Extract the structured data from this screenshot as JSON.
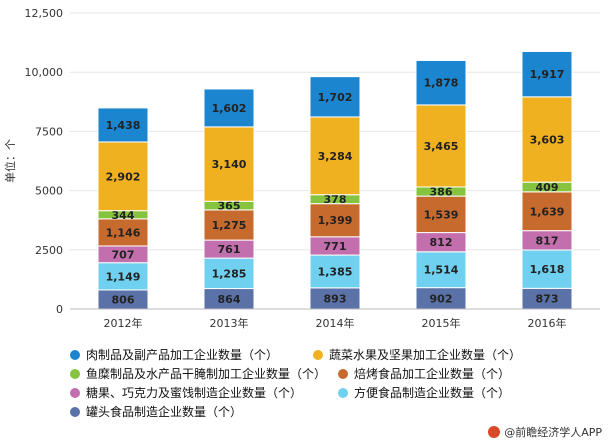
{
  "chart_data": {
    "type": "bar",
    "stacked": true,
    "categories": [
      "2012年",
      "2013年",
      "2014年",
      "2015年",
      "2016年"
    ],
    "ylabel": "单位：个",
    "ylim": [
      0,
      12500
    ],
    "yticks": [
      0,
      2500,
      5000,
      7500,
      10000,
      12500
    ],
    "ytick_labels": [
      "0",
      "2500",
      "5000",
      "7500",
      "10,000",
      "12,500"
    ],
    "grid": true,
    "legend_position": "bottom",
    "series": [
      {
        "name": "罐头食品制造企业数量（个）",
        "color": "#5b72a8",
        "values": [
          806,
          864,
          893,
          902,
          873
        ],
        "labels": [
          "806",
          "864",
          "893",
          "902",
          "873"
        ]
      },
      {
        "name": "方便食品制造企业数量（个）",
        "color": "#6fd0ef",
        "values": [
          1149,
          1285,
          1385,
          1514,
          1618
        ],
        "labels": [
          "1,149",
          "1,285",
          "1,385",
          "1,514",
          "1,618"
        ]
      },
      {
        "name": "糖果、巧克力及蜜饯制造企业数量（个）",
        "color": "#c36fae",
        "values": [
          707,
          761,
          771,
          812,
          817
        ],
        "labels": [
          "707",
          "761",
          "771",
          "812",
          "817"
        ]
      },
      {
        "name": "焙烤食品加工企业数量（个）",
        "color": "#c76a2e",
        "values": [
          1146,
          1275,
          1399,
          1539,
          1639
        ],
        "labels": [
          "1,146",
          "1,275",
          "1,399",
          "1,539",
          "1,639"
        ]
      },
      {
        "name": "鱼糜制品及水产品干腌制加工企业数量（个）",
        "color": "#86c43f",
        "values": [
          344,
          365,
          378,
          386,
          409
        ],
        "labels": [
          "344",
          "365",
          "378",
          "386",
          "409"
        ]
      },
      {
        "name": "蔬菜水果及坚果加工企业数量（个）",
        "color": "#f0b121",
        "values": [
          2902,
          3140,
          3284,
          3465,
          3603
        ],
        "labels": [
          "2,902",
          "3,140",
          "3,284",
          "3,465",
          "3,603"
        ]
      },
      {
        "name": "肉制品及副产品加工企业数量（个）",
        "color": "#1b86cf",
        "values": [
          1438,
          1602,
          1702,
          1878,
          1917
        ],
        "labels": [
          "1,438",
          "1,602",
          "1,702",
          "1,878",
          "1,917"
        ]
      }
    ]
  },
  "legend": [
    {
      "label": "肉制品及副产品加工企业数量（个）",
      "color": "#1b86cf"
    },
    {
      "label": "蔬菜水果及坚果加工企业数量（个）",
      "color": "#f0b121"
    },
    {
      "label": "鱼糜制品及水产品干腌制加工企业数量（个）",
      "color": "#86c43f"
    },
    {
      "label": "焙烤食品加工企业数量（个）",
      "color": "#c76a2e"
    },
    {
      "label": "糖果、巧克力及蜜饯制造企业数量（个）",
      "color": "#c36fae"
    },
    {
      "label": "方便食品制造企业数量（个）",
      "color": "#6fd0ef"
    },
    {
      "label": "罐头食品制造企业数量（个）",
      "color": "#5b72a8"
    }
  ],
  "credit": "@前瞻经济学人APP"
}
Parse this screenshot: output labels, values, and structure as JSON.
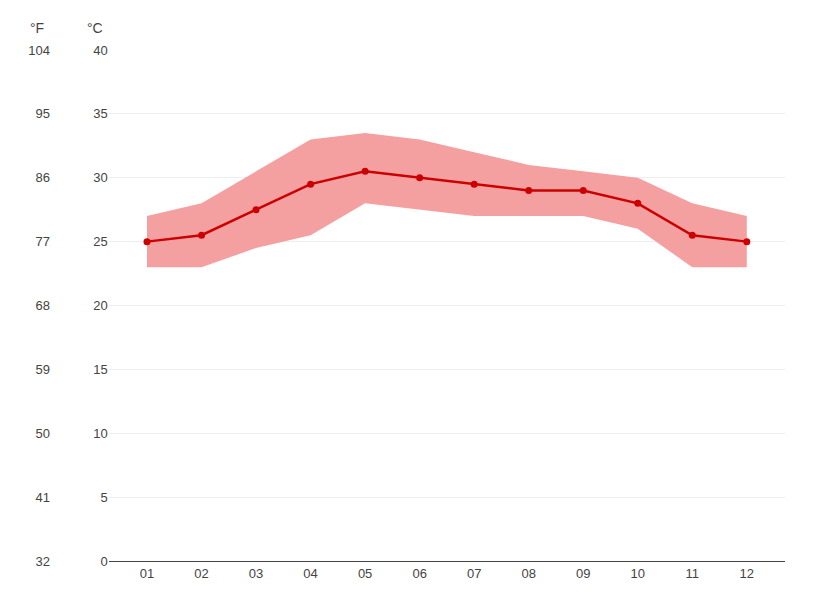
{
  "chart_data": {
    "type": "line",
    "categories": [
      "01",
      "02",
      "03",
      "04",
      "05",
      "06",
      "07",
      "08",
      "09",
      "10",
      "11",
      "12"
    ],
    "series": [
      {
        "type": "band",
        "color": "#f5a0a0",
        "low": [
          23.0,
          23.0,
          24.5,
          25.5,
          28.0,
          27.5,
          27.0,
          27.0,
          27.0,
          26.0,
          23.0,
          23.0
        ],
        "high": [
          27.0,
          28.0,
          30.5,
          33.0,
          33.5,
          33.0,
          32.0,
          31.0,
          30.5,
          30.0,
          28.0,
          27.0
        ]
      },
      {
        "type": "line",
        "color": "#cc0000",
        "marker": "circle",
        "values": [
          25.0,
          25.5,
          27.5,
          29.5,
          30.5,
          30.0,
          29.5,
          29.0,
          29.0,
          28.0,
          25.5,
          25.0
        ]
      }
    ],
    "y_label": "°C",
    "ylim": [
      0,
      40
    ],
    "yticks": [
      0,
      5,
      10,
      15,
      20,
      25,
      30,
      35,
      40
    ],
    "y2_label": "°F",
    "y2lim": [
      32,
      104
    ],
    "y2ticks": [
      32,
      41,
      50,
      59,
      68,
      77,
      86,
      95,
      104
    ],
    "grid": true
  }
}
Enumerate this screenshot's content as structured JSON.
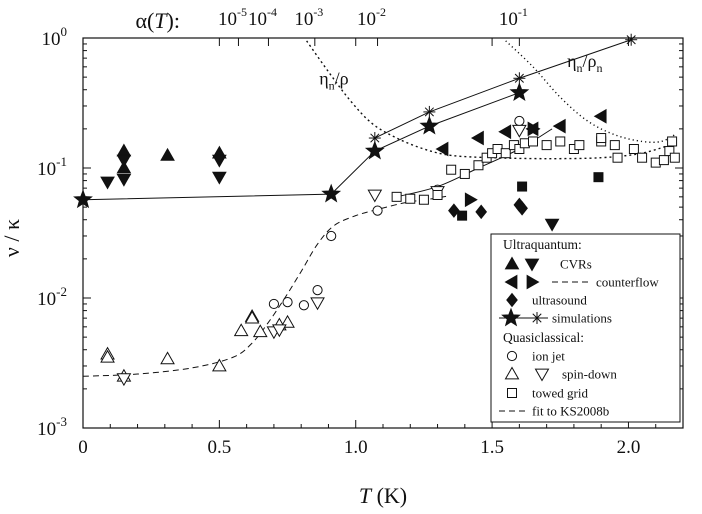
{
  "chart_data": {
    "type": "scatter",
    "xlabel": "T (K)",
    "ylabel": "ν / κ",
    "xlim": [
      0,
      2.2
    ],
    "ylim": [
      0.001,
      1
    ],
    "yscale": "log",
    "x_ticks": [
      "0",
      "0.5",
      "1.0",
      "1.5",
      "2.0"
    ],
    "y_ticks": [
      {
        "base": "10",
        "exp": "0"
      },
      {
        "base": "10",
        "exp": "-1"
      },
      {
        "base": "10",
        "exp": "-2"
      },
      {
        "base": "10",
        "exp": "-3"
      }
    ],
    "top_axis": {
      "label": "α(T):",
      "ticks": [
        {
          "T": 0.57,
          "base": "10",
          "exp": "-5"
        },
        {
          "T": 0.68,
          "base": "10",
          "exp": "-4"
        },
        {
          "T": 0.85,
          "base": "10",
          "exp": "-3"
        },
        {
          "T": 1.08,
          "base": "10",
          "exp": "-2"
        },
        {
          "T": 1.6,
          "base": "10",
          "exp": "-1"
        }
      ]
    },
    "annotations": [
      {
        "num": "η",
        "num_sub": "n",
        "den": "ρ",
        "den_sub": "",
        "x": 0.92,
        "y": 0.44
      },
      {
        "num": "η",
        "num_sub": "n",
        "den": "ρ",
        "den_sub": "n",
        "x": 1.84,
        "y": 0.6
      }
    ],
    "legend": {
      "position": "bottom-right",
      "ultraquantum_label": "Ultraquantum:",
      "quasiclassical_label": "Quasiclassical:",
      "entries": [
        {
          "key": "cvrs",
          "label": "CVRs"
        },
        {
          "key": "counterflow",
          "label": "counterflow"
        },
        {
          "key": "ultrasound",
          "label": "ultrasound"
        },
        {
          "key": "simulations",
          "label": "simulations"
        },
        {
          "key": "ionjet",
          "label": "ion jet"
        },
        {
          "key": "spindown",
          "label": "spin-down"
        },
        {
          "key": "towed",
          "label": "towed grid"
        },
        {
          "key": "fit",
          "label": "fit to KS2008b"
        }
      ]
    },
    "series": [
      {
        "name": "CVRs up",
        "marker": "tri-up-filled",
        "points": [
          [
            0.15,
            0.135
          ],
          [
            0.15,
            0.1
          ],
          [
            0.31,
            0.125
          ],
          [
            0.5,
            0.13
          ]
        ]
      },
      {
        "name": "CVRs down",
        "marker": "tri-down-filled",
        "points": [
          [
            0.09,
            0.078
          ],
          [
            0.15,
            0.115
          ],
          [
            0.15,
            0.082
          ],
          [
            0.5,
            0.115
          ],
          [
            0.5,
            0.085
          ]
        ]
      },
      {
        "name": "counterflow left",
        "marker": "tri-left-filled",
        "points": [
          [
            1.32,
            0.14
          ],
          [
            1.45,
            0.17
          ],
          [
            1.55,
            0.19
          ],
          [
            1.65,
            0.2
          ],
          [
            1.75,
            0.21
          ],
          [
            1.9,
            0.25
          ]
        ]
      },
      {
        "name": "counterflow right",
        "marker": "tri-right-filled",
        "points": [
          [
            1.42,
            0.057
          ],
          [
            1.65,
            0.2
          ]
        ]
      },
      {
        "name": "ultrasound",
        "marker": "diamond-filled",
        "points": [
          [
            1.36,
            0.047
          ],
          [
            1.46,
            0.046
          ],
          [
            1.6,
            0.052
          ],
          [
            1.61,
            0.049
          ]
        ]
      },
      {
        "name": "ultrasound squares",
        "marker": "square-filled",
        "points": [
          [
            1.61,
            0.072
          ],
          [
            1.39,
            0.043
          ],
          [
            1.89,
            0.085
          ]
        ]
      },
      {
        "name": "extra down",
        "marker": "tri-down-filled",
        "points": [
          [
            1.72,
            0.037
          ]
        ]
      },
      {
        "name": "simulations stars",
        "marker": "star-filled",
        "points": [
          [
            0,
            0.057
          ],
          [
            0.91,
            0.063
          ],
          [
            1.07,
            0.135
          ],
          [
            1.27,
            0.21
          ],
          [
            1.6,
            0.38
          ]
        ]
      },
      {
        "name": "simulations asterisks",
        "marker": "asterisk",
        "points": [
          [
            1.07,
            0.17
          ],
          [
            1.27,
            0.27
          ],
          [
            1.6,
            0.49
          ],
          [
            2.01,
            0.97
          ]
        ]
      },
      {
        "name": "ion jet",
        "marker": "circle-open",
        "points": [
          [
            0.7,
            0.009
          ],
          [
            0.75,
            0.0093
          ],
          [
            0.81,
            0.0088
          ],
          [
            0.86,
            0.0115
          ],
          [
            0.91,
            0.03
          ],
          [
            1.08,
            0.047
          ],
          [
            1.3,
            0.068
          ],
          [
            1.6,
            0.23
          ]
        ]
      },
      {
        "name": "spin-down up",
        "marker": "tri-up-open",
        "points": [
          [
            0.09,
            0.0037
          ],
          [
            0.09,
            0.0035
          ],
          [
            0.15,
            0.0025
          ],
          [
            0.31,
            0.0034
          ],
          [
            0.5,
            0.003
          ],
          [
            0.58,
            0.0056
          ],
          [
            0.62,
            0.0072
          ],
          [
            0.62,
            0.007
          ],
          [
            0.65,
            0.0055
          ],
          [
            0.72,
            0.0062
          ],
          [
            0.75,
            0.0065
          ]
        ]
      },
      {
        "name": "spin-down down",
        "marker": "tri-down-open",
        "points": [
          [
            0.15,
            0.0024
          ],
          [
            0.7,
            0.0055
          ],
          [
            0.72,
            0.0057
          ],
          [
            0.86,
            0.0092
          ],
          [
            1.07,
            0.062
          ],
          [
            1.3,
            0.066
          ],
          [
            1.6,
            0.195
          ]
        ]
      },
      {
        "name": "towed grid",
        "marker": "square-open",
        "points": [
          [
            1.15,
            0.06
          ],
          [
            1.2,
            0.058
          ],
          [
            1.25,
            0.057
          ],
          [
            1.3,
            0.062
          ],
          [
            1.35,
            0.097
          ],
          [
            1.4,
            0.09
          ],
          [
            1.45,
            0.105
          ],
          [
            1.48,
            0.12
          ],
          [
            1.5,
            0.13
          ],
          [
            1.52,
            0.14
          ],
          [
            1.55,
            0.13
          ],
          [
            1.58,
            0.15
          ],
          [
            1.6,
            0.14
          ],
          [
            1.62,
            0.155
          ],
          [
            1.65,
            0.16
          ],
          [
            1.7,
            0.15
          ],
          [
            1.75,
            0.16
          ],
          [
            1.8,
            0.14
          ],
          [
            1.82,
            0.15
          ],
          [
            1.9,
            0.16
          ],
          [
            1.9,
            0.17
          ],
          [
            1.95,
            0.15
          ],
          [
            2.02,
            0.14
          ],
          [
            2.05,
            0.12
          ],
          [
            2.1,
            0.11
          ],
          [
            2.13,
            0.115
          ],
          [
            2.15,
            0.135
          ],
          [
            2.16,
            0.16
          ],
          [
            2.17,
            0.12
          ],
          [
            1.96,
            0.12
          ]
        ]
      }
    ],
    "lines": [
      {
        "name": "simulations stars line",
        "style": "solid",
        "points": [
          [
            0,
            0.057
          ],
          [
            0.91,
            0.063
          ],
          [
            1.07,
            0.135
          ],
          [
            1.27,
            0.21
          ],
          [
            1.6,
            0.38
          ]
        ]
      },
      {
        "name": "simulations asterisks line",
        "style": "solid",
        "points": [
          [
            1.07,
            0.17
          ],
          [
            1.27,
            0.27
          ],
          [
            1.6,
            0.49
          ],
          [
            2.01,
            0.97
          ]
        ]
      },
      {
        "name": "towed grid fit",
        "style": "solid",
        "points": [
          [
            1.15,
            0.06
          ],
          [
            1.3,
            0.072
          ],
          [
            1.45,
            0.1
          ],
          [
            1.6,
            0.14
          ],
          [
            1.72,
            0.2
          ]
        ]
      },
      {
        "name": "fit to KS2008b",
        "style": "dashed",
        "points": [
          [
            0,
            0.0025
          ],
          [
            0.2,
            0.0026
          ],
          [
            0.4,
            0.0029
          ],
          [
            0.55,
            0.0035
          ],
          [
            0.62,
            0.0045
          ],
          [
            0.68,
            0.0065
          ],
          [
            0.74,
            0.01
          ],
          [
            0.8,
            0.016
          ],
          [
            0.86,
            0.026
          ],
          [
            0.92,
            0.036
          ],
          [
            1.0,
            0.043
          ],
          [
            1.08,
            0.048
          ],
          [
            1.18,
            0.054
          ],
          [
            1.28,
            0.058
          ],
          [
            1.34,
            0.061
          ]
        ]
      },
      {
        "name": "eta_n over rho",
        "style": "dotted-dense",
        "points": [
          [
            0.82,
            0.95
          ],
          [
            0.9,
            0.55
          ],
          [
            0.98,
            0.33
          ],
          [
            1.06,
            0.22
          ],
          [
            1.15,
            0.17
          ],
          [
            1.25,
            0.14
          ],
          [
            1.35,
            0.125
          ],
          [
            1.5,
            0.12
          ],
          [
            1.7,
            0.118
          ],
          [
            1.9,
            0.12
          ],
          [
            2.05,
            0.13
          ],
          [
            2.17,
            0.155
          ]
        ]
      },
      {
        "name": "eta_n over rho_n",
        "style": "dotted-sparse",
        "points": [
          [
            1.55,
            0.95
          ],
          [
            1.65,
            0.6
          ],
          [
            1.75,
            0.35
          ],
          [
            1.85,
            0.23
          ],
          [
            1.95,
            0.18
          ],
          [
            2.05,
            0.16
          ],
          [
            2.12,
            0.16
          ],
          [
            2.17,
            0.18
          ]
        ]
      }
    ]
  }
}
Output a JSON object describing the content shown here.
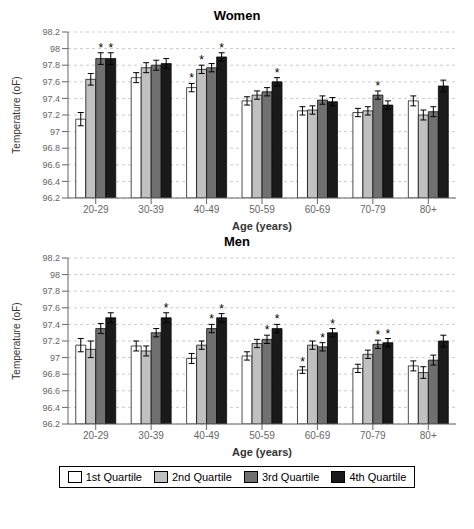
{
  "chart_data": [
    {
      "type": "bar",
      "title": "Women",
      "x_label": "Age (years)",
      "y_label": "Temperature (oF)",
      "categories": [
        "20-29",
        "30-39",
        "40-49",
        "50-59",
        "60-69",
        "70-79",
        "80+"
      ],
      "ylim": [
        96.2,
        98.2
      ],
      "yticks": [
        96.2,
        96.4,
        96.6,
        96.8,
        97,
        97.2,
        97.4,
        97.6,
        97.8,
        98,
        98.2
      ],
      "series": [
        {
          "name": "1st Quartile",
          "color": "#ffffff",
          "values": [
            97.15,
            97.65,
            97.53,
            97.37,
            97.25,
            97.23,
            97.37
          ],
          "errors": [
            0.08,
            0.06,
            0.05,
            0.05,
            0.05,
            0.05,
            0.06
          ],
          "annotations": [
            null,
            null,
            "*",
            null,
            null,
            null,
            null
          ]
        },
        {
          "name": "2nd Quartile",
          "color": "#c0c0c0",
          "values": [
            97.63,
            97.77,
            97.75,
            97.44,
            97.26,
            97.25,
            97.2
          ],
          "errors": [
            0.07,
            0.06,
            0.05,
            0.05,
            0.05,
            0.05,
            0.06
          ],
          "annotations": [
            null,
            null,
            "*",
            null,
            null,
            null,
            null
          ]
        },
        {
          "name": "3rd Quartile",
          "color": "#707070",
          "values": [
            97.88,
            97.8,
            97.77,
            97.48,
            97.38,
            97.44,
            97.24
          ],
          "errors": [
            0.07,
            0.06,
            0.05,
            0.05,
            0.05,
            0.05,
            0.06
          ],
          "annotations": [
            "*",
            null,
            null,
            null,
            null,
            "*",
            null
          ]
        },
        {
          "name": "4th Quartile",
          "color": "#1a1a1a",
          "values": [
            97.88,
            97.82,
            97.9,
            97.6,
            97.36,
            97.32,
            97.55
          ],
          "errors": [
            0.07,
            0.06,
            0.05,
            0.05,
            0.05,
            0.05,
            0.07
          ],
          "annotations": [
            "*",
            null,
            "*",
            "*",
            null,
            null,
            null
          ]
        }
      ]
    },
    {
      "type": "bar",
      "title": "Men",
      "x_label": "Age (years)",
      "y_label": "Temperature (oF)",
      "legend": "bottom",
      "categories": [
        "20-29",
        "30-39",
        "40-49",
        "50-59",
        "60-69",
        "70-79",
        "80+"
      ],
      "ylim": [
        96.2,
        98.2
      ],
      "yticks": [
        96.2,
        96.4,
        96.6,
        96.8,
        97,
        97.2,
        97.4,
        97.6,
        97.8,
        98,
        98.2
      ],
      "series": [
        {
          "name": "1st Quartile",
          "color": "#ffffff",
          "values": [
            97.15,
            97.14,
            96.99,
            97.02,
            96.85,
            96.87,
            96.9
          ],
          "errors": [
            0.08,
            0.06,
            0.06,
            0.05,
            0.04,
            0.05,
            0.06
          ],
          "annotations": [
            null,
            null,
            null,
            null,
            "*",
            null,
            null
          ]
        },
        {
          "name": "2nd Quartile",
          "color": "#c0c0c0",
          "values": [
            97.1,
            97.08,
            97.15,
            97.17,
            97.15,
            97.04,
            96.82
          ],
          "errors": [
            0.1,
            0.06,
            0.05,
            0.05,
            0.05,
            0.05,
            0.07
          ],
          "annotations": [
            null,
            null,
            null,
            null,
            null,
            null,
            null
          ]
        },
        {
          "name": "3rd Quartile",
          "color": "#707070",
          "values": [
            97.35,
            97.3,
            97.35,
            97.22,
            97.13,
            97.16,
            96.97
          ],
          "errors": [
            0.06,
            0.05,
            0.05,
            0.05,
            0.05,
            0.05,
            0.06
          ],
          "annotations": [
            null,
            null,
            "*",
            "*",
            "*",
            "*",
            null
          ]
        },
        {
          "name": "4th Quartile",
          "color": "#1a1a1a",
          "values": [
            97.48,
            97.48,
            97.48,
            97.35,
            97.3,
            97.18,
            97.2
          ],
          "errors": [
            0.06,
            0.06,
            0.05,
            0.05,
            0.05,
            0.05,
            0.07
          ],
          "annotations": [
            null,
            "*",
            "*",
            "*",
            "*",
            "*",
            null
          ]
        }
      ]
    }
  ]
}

Exercise brief: Filter the entries above down to the lines containing the word "bottom".

In response:
    "legend_position": "bottom",
      "position": "bottom-right",
      "legend": "bottom",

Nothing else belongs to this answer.